EXCERPT TO READ:
Robyn Dora Radway

Associate Professor

Contact information

Vienna, Quellenstrasse 51
+36 1 327-3000 x2507
I am a historian of Habsburg central Europe and its imperial entanglements across internal and external borders (1450–1800). I specialize in the study of administrative institutions, scribal practices, book cultures, military conflicts, and material culture. I have published articles and chapters on costume books, arms and armor, dress and identity, Habsburg-Ottoman diplomacy, Ottoman Hungary, and the circulation of information on city streets and at imperial courts. I am currently a Key Researcher in the FWF funded Cluster of Excellence, Eurasian Transformations. I have also worked in several international and local museums with whom I continue to maintain strong ties. In both teaching and research, I seek to combine perspectives from art history with a primary-source-based historical method rooted in both Continental and Anglo-American traditions.


Research: My first monograph, Portraits of Empires: Habsburg Albums from the German House in Ottoman Constantinople (2023, Indiana University Press) examines what it meant to be a “German” in the early modern period by exploring how a displaced group of men from across Habsburg-ruled territories interacted with one another through their production of a unique set of texts and images. The book brings archival sources together with over 50 manuscripts containing painted images, decorated papers, and friendship albums (alba amicorum) from the Habsburg ambassador’s residence in Constantinople. It engages with debates on the origins of visual archetypes and identification practices in zones of layered sovereignty, as well as questions of deterritorialization and imperial belonging. It also draws on network analysis and the tools of digital humanities to raise further questions on cross-border social relations, human mobility, and the circulation of objects. For the data behind this volume, see here. This project has been generously funded by the Institute for Advanced Study at CEU (2017­–18) and the Gerda Henkel Stifftung (2018–19). For more on this project, see the series of video clips prepared by the Gerda Henkel Foundation here. See also my episode of the Ottoman History Podcast here.

My current research focuses on culture and administration in the Habsburg-Ottoman borderlands. I have forthcoming articles and chapters on multilingualism, cartography, viniculture, what it meant to "become" Ottoman, and layered meaning-making in the reinterpretation of books and buildings after conquest. I also have an ongoing project reconstructing scribal practices (including analyzing scribal hands, seals, and the mechanisms of correspondence) in Ottoman Hungary which will culminate in a new monograph. 

Teaching: I teach courses on Habsburg history in the longue durée (institutional, political, and cultural history); Ottoman borderlands; history of the book; art history and material culture of the long early modern period (1450–1800); and post-imperial memory politics in public history (19th–21st centuries). I am also developing a new digital humanities course on historical data and its anaylsis together with colleagues in the Department of Data and Network Science. I am happy to supervise B.A., M.A., and Ph.D. students in these and related subfields.

WHAT YOU WILL DO:
1 > Summarize the profile of Robyn Dora Radway in two sentences.
2 > Write what comes next in the profile of Robyn Dora Radway, picking up after its final sentence.

INFORMATION SUPPLIED:
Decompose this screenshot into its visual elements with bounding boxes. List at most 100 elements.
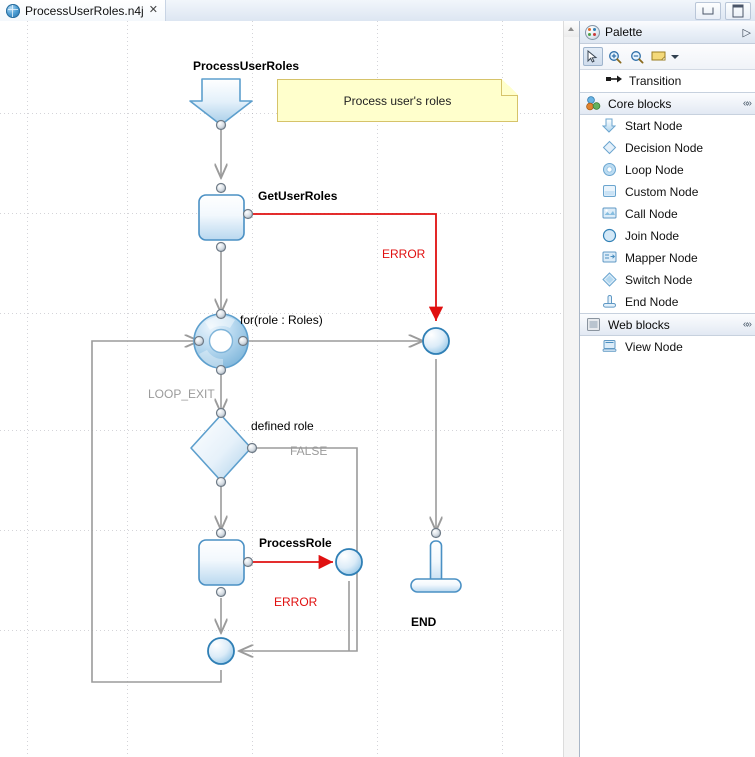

RESPONSES IN ORDER:
1 > Robyn Dora Radway, an associate professor and historian of Habsburg central Europe from 1450 to 1800, wrote a first monograph, Portraits of Empires (2023), that examines what it meant to be "German" through albums, manuscripts, and archival sources from the Habsburg ambassador's residence in Ottoman Constantinople. Radway's current research centers on culture and administration in the Habsburg-Ottoman borderlands, including an ongoing project on scribal practices in Ottoman Hungary, and the teaching covers Habsburg history, Ottoman borderlands, the history of the book, art history and material culture, and post-imperial memory politics.

2 >
Current PhD Students:

Dmitry Zharov (2022–)

Jonas Czaika (2023–)

Selection of MA Theses Supervised:

"Slave to Dragoman: Conversion, Sexulaity and Self-Fashioning in the Memoir of Timişvarlı Osman Ağa," Rana Münteha Aldemir (2024)

"Quest for Confessionalization via Education: The Jesuit School in Vienna, 1553-1565," Dmitry Zharov (2022)

"The Last Empress: The Transitions, Images, and Functions of Zita of Bourbon-Parma, 1911-1922" Lucy Sarah Valarie Coatman (2022)

"Martin Engelbrecht's Theatre de la Milice entrangere: Engraving 'Otherness' from Affective Subjecthood to the Habsburg Empire of Man," Acer Lewis (2021)

"Horses and Sultan Ahmed I: Learning, Interspecies Communication, and the Early Modern Ottoman Empire," S. Doğan Karakelle (2020)

Recent Courses Taught:  

Powers and Peoples: Habsburg Central Europe, 1500-1918 (4 credits)

Habsburg-Ottoman Borderlands in Public History (4 credits)

Material Culture and Habsburg History (4 credits)

Ottoman Hungary (2 credits)

Art in the Service of the Nation (2 credits)

Global Histories of the Book (2 credits)

Eurasian Histories of the Book (2 credits)

Data Analysis and Visualization for Digital Humanities (2 credits)

The Politics of Representation: Art and Its Histories (undergraduate, 2 credits)

Recent Publications:

“Becoming Ottoman in the Central European Borderlands,” in Becoming Ottoman: Converts, Renegades and Identity in Early Modern and Modern Context, ed. Yavuz Köse, Petr Kucera, and Tobias Völker (I.B. Tauris, 2024).

“Caspar von Abschatz’s Album Amicorum: Collecting (in) the Ottoman World,” in Manuscript Albums and Their Cultural Contexts: Collectors, Objects, and Practices, ed. Janine Droese and Janina Karolewski, Studies in Manuscript Cultures (Berlin: De Gruyter, 2024),

Portraits of Empires: Habsburg Albums from the German House in Ottoman Constantinople (Indiana University Press, 2023).

“Melchior Lorck’s Turkish Publication in Relation to Sixteenth-Cenutry Albums,” in Melchior Lorck: Facts, Fiction, Interpretation, ed. Mikael Bøgh Rasmussen (Copenhagen: Statens Museum for Kunst, 2023), 77–85.

“Three Alba Amicorum from the Habsburg Netherlands: Manlius, Wijts, and Huenich in the Ottoman Empire,” Early Modern Low Countries 6, no. 1 (2022): 103–26. (see here)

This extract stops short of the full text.